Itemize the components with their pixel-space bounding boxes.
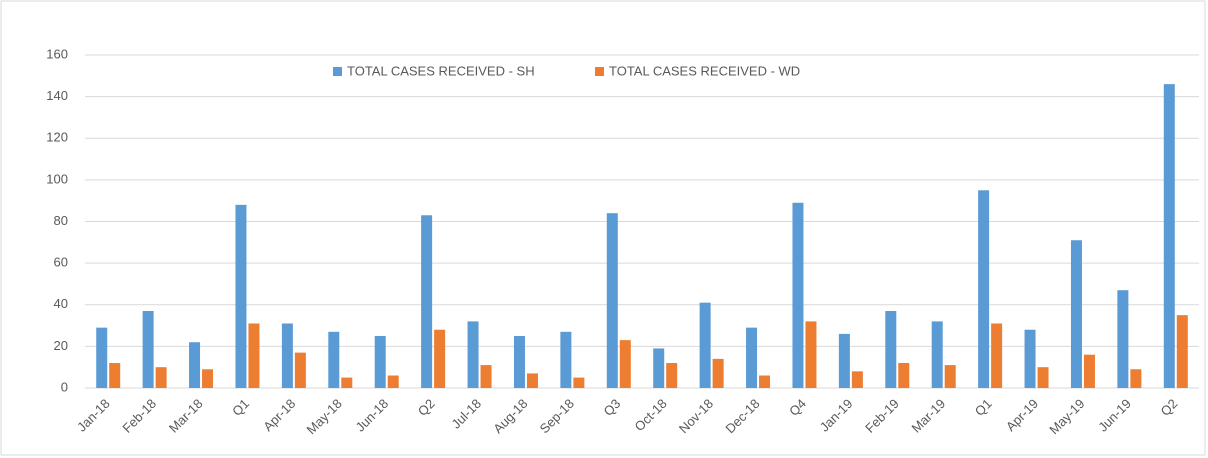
bar [759, 375, 771, 388]
bar [978, 190, 990, 388]
bar [944, 365, 956, 388]
bar [235, 204, 247, 388]
bar [328, 331, 340, 388]
bar [189, 342, 201, 388]
bar [898, 363, 910, 388]
bar [248, 323, 260, 388]
bar [421, 215, 433, 388]
bar [142, 310, 154, 388]
bar [1083, 354, 1095, 388]
bar [1037, 367, 1049, 388]
bar [838, 333, 850, 388]
bar [1024, 329, 1036, 388]
bar [792, 202, 804, 388]
bar [931, 321, 943, 388]
bar [1070, 240, 1082, 388]
bar [513, 335, 525, 388]
y-tick-label: 120 [46, 130, 68, 145]
y-tick-label: 160 [46, 46, 68, 61]
bar [341, 377, 353, 388]
bar [699, 302, 711, 388]
bar [606, 213, 618, 388]
bar [374, 335, 386, 388]
bar [885, 310, 897, 388]
bar [467, 321, 479, 388]
bar [434, 329, 446, 388]
bar [619, 340, 631, 388]
bar [109, 363, 121, 388]
y-tick-label: 60 [54, 255, 68, 270]
y-tick-label: 40 [54, 296, 68, 311]
bar [526, 373, 538, 388]
bar [1176, 315, 1188, 388]
y-tick-label: 20 [54, 338, 68, 353]
y-tick-label: 80 [54, 213, 68, 228]
y-tick-label: 0 [61, 379, 68, 394]
bar [480, 365, 492, 388]
legend-label: TOTAL CASES RECEIVED - WD [609, 63, 800, 78]
bar [387, 375, 399, 388]
bar [746, 327, 758, 388]
bar [560, 331, 572, 388]
bar [1163, 84, 1175, 388]
y-tick-label: 100 [46, 171, 68, 186]
legend-label: TOTAL CASES RECEIVED - SH [347, 63, 535, 78]
bar [712, 358, 724, 388]
legend-swatch [595, 67, 604, 76]
bar [991, 323, 1003, 388]
bar [666, 363, 678, 388]
bar [294, 352, 306, 388]
bar [96, 327, 108, 388]
legend-swatch [333, 67, 342, 76]
y-tick-label: 140 [46, 88, 68, 103]
bar [155, 367, 167, 388]
bar [281, 323, 293, 388]
bar [851, 371, 863, 388]
bar [805, 321, 817, 388]
bar [1117, 290, 1129, 388]
bar [202, 369, 214, 388]
bar [1130, 369, 1142, 388]
bar [653, 348, 665, 388]
bar [573, 377, 585, 388]
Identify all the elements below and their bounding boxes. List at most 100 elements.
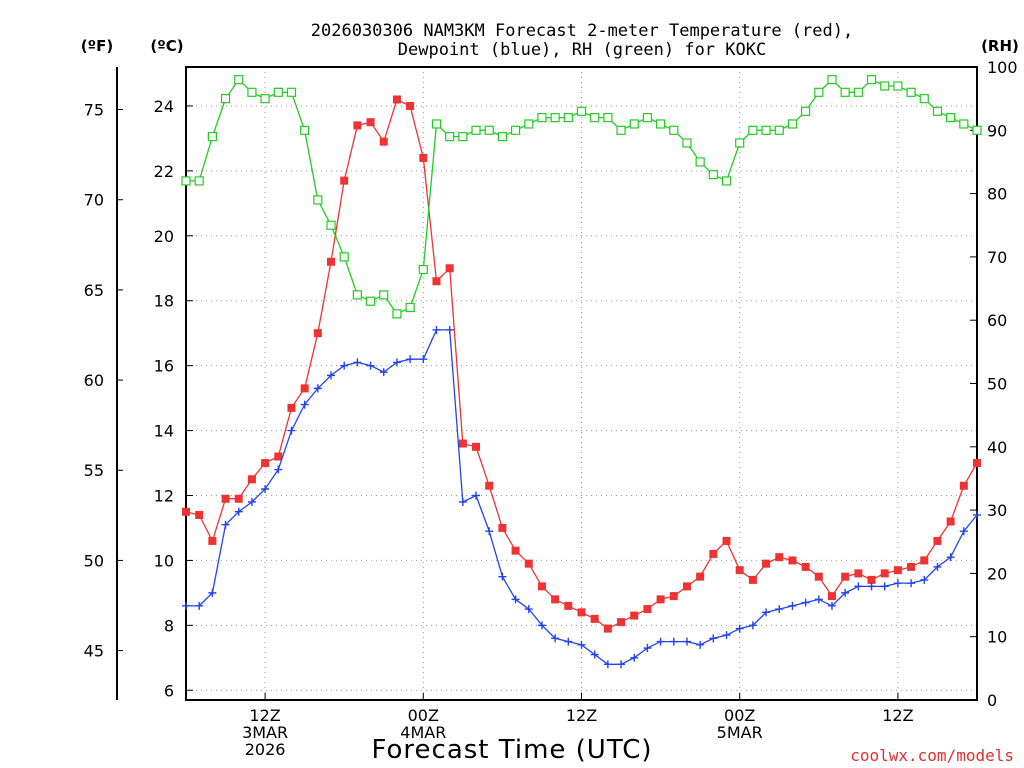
data-point xyxy=(221,520,230,529)
x-tick-label: 12Z xyxy=(882,706,913,725)
data-point xyxy=(445,264,454,273)
data-point xyxy=(669,592,678,601)
data-point xyxy=(920,575,929,584)
data-point xyxy=(511,595,520,604)
data-point xyxy=(590,650,599,659)
data-point xyxy=(194,176,204,186)
data-point xyxy=(907,579,916,588)
data-point xyxy=(432,325,441,334)
data-point xyxy=(721,176,732,186)
data-point xyxy=(709,549,718,558)
data-point xyxy=(708,170,718,180)
data-point xyxy=(814,87,824,97)
data-point xyxy=(327,371,336,380)
data-point xyxy=(431,119,442,129)
data-point xyxy=(286,87,297,97)
x-tick-label: 3MAR xyxy=(242,723,288,742)
data-point xyxy=(933,562,942,571)
x-tick-label: 00Z xyxy=(724,706,755,725)
data-point xyxy=(353,358,362,367)
data-point xyxy=(946,517,955,526)
rh-tick-label: 90 xyxy=(987,121,1007,140)
data-point xyxy=(221,494,230,503)
data-point xyxy=(458,439,467,448)
data-point xyxy=(735,138,745,148)
data-point xyxy=(617,618,626,627)
data-point xyxy=(182,601,190,610)
data-point xyxy=(814,595,823,604)
data-point xyxy=(261,459,270,468)
data-point xyxy=(392,309,402,319)
rh-tick-label: 0 xyxy=(987,691,997,710)
data-point xyxy=(814,572,823,581)
data-point xyxy=(524,605,533,614)
data-point xyxy=(827,592,836,601)
data-point xyxy=(220,94,231,104)
data-point xyxy=(234,507,243,516)
data-point xyxy=(775,553,784,562)
data-point xyxy=(629,119,639,129)
data-point xyxy=(247,87,257,97)
data-point xyxy=(617,660,626,669)
data-point xyxy=(762,608,771,617)
data-point xyxy=(340,361,349,370)
data-point xyxy=(340,176,349,185)
rh-tick-label: 50 xyxy=(987,375,1007,394)
data-point xyxy=(300,400,309,409)
data-point xyxy=(854,582,863,591)
data-point xyxy=(643,644,652,653)
data-point xyxy=(682,582,691,591)
data-point xyxy=(853,87,863,97)
data-point xyxy=(524,119,534,129)
data-point xyxy=(775,605,784,614)
data-point xyxy=(735,624,744,633)
data-point xyxy=(511,546,520,555)
celsius-tick-label: 22 xyxy=(154,162,174,181)
data-point xyxy=(234,75,244,85)
data-point xyxy=(273,87,283,97)
data-point xyxy=(576,106,587,116)
data-point xyxy=(669,125,679,135)
data-point xyxy=(419,355,428,364)
data-point xyxy=(392,358,401,367)
data-point xyxy=(696,640,705,649)
data-point xyxy=(537,113,547,123)
data-point xyxy=(208,588,217,597)
data-point xyxy=(419,153,428,162)
data-point xyxy=(472,442,481,451)
rh-tick-label: 80 xyxy=(987,185,1007,204)
data-point xyxy=(353,121,362,130)
chart-title-line1: 2026030306 NAM3KM Forecast 2-meter Tempe… xyxy=(311,21,853,41)
data-point xyxy=(577,640,586,649)
data-point xyxy=(761,125,771,135)
data-point xyxy=(695,157,705,167)
data-point xyxy=(827,75,837,85)
rh-tick-label: 60 xyxy=(987,311,1007,330)
data-point xyxy=(762,559,771,568)
data-point xyxy=(406,355,415,364)
data-point xyxy=(485,527,494,536)
data-point xyxy=(563,113,573,123)
series-rh xyxy=(181,75,982,319)
data-point xyxy=(643,605,652,614)
data-point xyxy=(893,579,902,588)
x-tick-label: 12Z xyxy=(249,706,280,725)
data-point xyxy=(497,132,507,142)
x-tick-label: 5MAR xyxy=(717,723,763,742)
celsius-tick-label: 12 xyxy=(154,486,174,505)
data-point xyxy=(498,572,507,581)
data-point xyxy=(524,559,533,568)
fahrenheit-tick-label: 45 xyxy=(84,642,104,661)
celsius-tick-label: 8 xyxy=(164,616,174,635)
data-point xyxy=(788,601,797,610)
data-point xyxy=(946,553,955,562)
data-point xyxy=(366,361,375,370)
data-point xyxy=(445,132,455,142)
data-point xyxy=(801,562,810,571)
data-point xyxy=(801,598,810,607)
data-point xyxy=(458,132,468,142)
data-point xyxy=(274,465,283,474)
data-point xyxy=(472,491,481,500)
data-point xyxy=(973,510,981,519)
series-line xyxy=(185,98,978,630)
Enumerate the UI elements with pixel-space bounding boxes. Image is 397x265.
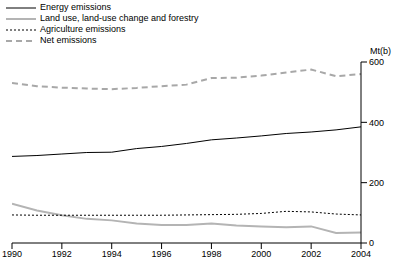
html-text:Energy emissions: Energy emissions bbox=[40, 2, 111, 12]
svg-text:200: 200 bbox=[369, 178, 384, 188]
svg-text:600: 600 bbox=[369, 57, 384, 67]
svg-text:1998: 1998 bbox=[201, 249, 221, 259]
svg-text:1996: 1996 bbox=[152, 249, 172, 259]
html-text:Agriculture emissions: Agriculture emissions bbox=[40, 24, 126, 34]
svg-text:1994: 1994 bbox=[102, 249, 122, 259]
svg-text:0: 0 bbox=[369, 238, 374, 248]
svg-text:2004: 2004 bbox=[351, 249, 371, 259]
svg-text:400: 400 bbox=[369, 118, 384, 128]
html-text:Land use, land-use change and: Land use, land-use change and forestry bbox=[40, 13, 199, 23]
html-text:Mt(b): Mt(b) bbox=[370, 46, 391, 56]
svg-text:1992: 1992 bbox=[52, 249, 72, 259]
svg-text:1990: 1990 bbox=[8, 249, 22, 259]
html-text:Net emissions: Net emissions bbox=[40, 35, 97, 45]
svg-text:2000: 2000 bbox=[251, 249, 271, 259]
svg-text:2002: 2002 bbox=[301, 249, 321, 259]
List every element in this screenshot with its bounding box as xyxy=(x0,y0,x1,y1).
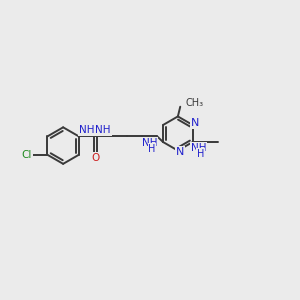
Text: N: N xyxy=(191,118,199,128)
Text: Cl: Cl xyxy=(22,150,32,160)
Text: CH₃: CH₃ xyxy=(185,98,204,108)
Text: NH: NH xyxy=(95,125,111,135)
Text: NH: NH xyxy=(142,138,158,148)
Text: NH: NH xyxy=(79,125,95,135)
Text: O: O xyxy=(91,153,99,163)
Text: N: N xyxy=(176,147,184,157)
Text: H: H xyxy=(148,144,156,154)
Text: NH: NH xyxy=(191,143,207,153)
Text: H: H xyxy=(196,149,204,159)
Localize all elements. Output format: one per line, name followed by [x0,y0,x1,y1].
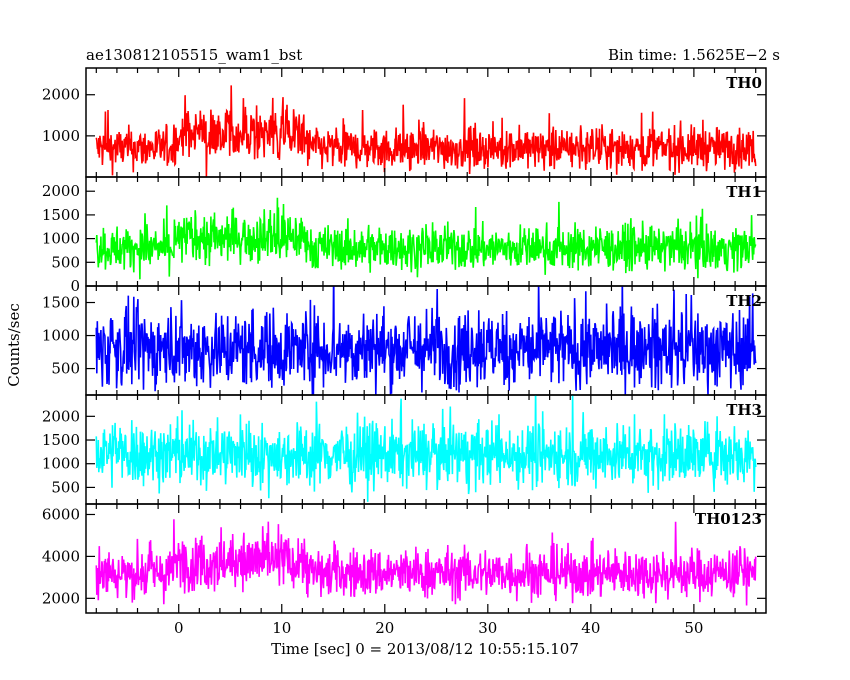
plot-title: ae130812105515_wam1_bst [86,46,302,64]
y-tick-label: 6000 [42,505,80,523]
y-tick-label: 4000 [42,547,80,565]
series-th3-line [95,395,757,502]
y-tick-label: 2000 [42,86,80,104]
y-tick-label: 1000 [42,230,80,248]
y-tick-label: 500 [51,253,80,271]
series-th0123-line [95,519,757,606]
x-tick-label: 50 [684,619,703,637]
panels: 1000 2000 TH0 0 500 1000 1500 2000 TH1 500 1000 150… [42,67,767,614]
y-tick-label: 1000 [42,327,80,345]
x-tick-label: 20 [375,619,394,637]
x-axis-label: Time [sec] 0 = 2013/08/12 10:55:15.107 [271,640,579,658]
series-th1-line [95,197,757,280]
y-tick-label: 500 [51,478,80,496]
y-tick-label: 1000 [42,455,80,473]
panel-th2: 500 1000 1500 TH2 [42,285,767,396]
y-tick-label: 500 [51,360,80,378]
x-tick-label: 10 [272,619,291,637]
y-tick-label: 1500 [42,431,80,449]
panel-th0123: 2000 4000 6000 TH0123 [42,503,767,614]
y-tick-label: 1500 [42,294,80,312]
x-tick-label: 40 [581,619,600,637]
y-tick-label: 2000 [42,407,80,425]
y-tick-label: 1000 [42,127,80,145]
x-tick-labels: 0 10 20 30 40 50 [174,619,703,637]
series-th2-line [95,286,757,395]
panel-th1: 0 500 1000 1500 2000 TH1 [42,176,767,295]
panel-label: TH3 [726,401,762,419]
y-tick-label: 0 [70,277,80,295]
panel-th3: 500 1000 1500 2000 TH3 [42,394,767,505]
series-th0-line [95,85,757,177]
bin-time-label: Bin time: 1.5625E−2 s [608,46,780,64]
x-tick-label: 0 [174,619,184,637]
panel-th0: 1000 2000 TH0 [42,67,767,178]
y-axis-label: Counts/sec [5,303,23,387]
x-tick-label: 30 [478,619,497,637]
panel-label: TH1 [726,183,762,201]
y-tick-label: 2000 [42,589,80,607]
panel-label: TH0 [726,74,762,92]
panel-label: TH2 [726,292,762,310]
panel-label: TH0123 [695,510,762,528]
y-tick-label: 2000 [42,182,80,200]
y-tick-label: 1500 [42,206,80,224]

──────────

*TASK PROMPT*:
Lay out the lines of the material as a JSON list of strings, one string per line, beginning with the line that contains "plot-title: ae130812105515_wam1_bst [86,46,302,64]" and ending with the line that contains "series-th0-line [95,85,757,177]", both included. Leave out blank lines.

*RESPONSE TO THIS TASK*:
[
  "plot-title: ae130812105515_wam1_bst [86,46,302,64]",
  "y-tick-label: 6000 [42,505,80,523]",
  "y-tick-label: 4000 [42,547,80,565]",
  "series-th3-line [95,395,757,502]",
  "y-tick-label: 2000 [42,86,80,104]",
  "y-tick-label: 1000 [42,230,80,248]",
  "y-tick-label: 500 [51,253,80,271]",
  "series-th0123-line [95,519,757,606]",
  "x-tick-label: 50 [684,619,703,637]",
  "panels: 1000 2000 TH0 0 500 1000 1500 2000 TH1 500 1000 150… [42,67,767,614]",
  "y-tick-label: 1000 [42,327,80,345]",
  "x-tick-label: 20 [375,619,394,637]",
  "x-axis-label: Time [sec] 0 = 2013/08/12 10:55:15.107 [271,640,579,658]",
  "series-th1-line [95,197,757,280]",
  "y-tick-label: 500 [51,478,80,496]",
  "y-tick-label: 1000 [42,455,80,473]",
  "panel-th2: 500 1000 1500 TH2 [42,285,767,396]",
  "y-tick-label: 500 [51,360,80,378]",
  "x-tick-label: 10 [272,619,291,637]",
  "y-tick-label: 1500 [42,431,80,449]",
  "panel-th0123: 2000 4000 6000 TH0123 [42,503,767,614]",
  "y-tick-label: 1500 [42,294,80,312]",
  "x-tick-label: 40 [581,619,600,637]",
  "y-tick-label: 2000 [42,407,80,425]",
  "y-tick-label: 1000 [42,127,80,145]",
  "x-tick-labels: 0 10 20 30 40 50 [174,619,703,637]",
  "series-th2-line [95,286,757,395]",
  "panel-th1: 0 500 1000 1500 2000 TH1 [42,176,767,295]",
  "panel-label: TH3 [726,401,762,419]",
  "y-tick-label: 0 [70,277,80,295]",
  "panel-th3: 500 1000 1500 2000 TH3 [42,394,767,505]",
  "series-th0-line [95,85,757,177]"
]